_TASK PROMPT_
Work out the number of lines containing "TICKET". Give that number alone.

[Dataset items]
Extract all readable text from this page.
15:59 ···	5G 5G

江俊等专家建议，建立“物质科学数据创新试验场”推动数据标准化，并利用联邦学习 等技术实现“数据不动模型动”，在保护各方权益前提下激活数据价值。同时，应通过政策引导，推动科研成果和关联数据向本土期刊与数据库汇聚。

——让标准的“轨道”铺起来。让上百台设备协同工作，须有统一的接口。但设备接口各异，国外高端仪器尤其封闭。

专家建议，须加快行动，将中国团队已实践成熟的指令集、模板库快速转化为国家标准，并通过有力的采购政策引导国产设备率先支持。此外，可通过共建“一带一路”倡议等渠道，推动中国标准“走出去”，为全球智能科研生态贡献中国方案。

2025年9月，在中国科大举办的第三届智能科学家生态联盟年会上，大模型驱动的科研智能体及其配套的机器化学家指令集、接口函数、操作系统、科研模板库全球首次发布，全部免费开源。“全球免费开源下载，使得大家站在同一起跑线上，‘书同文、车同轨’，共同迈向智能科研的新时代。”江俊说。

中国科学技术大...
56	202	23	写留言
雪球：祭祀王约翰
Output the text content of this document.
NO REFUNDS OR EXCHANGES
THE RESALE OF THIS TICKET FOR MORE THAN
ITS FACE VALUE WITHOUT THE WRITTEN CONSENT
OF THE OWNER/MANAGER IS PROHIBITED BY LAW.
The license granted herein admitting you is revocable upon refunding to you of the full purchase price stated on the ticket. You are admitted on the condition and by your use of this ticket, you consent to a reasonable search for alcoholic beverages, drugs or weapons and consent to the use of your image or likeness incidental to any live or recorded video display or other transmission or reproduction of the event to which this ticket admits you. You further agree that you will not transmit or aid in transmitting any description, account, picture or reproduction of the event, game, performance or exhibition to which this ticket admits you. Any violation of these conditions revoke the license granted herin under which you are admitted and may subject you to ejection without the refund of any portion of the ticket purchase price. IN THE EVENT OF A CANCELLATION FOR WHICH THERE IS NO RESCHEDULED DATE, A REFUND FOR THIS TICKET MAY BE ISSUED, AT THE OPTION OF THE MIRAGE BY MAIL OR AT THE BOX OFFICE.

_WORKED ANSWER_
2